* EXTRACTED MATERIAL *
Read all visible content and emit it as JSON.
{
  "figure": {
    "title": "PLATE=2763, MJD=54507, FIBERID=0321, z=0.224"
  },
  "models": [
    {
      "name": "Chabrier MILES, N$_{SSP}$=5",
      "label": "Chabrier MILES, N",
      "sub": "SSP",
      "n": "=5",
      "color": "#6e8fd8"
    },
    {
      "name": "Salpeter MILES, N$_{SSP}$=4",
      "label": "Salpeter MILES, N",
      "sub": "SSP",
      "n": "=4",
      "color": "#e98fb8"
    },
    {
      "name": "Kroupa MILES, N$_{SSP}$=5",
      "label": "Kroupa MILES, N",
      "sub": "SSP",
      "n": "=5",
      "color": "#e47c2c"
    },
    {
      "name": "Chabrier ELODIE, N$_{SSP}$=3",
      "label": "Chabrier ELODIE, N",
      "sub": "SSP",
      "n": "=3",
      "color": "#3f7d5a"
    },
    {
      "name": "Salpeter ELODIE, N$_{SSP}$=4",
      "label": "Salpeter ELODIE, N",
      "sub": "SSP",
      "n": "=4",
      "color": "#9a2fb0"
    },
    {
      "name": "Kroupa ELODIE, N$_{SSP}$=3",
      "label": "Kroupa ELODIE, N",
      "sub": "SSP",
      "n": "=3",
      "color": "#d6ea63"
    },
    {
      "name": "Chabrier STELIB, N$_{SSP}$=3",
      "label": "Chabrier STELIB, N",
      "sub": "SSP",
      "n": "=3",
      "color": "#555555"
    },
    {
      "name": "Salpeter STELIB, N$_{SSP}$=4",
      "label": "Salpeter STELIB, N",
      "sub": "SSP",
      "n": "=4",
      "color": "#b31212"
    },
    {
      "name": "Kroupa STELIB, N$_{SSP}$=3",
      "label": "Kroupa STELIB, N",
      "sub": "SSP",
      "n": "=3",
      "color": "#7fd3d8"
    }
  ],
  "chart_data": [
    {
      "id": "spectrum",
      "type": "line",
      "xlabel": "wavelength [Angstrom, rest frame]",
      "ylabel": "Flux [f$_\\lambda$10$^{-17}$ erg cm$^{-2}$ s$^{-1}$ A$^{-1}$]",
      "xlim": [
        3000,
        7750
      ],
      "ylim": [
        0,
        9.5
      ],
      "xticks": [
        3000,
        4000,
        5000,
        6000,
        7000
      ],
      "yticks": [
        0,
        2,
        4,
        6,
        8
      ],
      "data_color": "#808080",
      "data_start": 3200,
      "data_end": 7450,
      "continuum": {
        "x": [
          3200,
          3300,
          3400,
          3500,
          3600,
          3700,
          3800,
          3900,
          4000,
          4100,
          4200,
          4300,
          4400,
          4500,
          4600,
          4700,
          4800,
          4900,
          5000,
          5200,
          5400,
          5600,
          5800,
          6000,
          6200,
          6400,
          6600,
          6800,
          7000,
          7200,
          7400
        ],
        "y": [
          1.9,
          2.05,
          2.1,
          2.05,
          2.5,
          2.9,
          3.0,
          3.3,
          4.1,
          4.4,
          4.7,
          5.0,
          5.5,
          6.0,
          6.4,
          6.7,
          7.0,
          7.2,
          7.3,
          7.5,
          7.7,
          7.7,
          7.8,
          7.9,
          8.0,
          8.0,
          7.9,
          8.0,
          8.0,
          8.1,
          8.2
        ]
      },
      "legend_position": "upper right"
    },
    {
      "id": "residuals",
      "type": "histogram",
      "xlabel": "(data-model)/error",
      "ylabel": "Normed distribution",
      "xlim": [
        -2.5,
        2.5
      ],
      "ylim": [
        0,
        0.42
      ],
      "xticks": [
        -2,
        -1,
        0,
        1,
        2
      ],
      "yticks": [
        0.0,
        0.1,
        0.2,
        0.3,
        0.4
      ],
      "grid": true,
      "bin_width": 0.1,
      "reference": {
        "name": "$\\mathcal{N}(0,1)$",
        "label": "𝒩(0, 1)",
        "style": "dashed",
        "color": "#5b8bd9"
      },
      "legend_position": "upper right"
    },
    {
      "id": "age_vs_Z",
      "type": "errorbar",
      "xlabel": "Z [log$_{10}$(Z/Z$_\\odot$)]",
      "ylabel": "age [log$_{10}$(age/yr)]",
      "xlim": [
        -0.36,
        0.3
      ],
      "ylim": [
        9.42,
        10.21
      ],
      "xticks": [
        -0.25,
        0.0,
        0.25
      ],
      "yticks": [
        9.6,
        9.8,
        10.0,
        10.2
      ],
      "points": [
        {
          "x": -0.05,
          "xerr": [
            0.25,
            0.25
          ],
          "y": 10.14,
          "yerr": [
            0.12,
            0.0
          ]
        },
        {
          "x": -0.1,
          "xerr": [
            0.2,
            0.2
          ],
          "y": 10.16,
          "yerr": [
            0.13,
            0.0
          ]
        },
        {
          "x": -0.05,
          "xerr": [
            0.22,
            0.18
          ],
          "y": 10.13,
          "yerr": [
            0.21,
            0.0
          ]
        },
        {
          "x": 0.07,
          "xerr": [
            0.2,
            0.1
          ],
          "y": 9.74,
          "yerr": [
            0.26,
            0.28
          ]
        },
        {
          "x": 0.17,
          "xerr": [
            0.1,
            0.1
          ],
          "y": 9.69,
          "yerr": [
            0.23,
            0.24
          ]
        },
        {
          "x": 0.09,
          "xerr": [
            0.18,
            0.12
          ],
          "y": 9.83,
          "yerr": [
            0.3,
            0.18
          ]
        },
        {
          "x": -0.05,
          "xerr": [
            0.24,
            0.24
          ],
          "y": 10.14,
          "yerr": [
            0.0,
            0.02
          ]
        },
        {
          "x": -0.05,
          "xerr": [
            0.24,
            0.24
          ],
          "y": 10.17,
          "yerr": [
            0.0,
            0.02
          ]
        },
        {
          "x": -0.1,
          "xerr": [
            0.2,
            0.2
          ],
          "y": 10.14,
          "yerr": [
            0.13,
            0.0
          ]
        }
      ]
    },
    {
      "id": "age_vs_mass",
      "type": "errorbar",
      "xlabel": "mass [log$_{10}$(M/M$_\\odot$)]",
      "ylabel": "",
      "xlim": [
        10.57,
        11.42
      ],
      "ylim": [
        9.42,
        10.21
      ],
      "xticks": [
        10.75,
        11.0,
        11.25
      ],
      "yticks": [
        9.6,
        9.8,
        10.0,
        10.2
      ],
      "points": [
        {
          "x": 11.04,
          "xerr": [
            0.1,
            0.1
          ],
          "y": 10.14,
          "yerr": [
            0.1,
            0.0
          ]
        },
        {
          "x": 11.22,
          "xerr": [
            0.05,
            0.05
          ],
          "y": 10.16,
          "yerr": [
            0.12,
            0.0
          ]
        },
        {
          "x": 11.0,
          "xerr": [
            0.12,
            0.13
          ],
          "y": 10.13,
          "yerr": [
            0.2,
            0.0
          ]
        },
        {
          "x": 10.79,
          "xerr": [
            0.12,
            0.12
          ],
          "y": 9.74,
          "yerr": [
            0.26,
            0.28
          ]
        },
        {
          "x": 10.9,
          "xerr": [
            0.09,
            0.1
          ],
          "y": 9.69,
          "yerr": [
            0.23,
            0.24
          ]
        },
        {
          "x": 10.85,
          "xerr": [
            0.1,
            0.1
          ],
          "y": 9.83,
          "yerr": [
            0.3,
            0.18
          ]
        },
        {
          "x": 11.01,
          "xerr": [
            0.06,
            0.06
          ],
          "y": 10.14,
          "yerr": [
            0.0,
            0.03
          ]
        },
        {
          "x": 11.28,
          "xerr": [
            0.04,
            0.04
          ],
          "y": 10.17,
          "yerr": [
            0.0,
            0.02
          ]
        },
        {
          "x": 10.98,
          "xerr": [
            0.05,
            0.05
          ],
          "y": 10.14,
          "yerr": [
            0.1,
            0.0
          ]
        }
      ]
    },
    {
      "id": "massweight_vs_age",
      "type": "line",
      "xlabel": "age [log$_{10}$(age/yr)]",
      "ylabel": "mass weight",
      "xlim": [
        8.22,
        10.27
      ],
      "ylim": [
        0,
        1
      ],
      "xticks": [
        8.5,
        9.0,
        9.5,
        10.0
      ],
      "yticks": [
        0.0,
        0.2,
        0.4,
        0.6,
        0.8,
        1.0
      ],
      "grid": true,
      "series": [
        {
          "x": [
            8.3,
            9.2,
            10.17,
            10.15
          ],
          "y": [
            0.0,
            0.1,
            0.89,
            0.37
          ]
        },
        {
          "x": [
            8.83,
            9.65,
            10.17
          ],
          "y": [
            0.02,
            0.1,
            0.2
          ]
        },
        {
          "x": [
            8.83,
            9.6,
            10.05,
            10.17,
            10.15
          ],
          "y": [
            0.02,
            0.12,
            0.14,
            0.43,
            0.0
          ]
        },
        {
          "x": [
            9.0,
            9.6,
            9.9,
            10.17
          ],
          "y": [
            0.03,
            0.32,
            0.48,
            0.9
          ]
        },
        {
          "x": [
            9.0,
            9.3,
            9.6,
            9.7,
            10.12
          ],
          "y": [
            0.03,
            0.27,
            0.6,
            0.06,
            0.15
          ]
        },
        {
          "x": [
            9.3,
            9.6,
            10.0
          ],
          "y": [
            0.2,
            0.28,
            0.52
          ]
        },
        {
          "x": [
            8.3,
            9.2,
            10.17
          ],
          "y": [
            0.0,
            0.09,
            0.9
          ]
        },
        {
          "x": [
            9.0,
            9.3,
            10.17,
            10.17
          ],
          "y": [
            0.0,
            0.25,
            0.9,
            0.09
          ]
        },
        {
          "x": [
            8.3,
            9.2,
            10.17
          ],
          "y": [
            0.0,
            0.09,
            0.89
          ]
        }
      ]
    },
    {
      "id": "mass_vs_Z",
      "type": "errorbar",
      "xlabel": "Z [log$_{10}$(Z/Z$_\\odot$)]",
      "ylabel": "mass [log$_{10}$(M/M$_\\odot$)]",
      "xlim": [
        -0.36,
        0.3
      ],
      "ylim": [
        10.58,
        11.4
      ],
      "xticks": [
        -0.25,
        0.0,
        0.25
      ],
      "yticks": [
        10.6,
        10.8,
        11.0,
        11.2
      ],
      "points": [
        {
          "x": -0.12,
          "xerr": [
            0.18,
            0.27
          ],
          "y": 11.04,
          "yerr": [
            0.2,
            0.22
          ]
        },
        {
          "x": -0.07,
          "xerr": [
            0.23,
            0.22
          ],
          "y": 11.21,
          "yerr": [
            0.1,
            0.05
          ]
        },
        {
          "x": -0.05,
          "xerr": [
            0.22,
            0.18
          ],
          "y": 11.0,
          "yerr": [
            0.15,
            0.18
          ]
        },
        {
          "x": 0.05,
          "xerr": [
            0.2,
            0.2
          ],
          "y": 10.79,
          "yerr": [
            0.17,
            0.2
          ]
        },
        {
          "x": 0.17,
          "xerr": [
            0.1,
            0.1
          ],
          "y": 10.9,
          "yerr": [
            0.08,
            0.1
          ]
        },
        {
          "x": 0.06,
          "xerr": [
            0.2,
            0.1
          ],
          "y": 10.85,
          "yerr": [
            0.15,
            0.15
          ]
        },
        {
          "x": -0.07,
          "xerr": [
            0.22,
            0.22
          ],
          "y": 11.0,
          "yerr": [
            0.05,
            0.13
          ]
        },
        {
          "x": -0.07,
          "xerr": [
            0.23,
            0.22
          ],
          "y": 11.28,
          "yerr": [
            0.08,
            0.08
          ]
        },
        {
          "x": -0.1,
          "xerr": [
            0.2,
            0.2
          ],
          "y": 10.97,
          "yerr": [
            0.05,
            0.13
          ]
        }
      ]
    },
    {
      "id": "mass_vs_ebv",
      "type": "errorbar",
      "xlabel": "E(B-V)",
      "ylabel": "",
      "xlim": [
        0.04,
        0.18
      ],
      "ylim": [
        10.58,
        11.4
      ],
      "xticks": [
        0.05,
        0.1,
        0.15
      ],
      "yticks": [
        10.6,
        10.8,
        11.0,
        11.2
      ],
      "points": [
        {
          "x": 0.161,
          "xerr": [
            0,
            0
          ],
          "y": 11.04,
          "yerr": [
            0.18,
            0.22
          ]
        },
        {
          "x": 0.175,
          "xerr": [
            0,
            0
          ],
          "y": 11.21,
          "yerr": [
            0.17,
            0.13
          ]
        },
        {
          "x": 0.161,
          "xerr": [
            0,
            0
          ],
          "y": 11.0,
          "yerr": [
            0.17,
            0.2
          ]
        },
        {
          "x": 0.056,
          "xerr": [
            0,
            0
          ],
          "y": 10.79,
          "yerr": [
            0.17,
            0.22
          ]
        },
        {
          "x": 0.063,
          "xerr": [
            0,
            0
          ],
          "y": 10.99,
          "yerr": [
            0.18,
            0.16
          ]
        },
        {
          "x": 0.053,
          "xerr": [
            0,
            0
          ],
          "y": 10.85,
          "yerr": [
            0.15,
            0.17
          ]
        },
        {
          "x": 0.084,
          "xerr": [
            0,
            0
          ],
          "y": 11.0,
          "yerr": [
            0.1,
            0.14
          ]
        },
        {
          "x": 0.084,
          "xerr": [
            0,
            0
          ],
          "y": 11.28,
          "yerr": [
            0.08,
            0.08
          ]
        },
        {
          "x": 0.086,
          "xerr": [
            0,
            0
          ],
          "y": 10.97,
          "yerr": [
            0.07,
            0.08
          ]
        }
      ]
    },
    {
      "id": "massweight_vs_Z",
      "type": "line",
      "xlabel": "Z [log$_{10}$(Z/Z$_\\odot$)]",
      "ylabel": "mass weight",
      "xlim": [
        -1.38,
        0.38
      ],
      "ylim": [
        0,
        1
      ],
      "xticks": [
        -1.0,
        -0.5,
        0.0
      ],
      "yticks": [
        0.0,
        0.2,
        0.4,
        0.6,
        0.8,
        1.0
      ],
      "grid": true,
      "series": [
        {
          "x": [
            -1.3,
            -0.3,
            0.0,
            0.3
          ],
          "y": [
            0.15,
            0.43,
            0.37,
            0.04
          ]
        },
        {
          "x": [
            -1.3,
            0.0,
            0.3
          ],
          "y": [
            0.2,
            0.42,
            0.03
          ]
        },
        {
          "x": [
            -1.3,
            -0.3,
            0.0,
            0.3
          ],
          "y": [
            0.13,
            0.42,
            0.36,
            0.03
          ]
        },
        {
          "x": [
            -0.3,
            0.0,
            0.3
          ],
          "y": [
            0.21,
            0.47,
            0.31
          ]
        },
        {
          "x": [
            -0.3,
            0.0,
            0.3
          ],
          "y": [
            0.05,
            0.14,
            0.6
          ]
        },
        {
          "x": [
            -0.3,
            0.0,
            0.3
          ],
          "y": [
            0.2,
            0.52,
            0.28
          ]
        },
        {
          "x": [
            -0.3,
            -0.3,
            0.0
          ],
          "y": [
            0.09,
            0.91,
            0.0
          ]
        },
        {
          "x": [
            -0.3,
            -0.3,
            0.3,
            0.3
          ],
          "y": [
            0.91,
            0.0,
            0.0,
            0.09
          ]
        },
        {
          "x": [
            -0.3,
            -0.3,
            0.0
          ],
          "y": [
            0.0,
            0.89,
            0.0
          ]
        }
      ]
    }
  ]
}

* WHAT TO WORK ON *
Search the lines above for the string "Salpeter", then show every one that has it.

* RESULT *
      "name": "Salpeter MILES, N$_{SSP}$=4",
      "label": "Salpeter MILES, N",
      "name": "Salpeter ELODIE, N$_{SSP}$=4",
      "label": "Salpeter ELODIE, N",
      "name": "Salpeter STELIB, N$_{SSP}$=4",
      "label": "Salpeter STELIB, N",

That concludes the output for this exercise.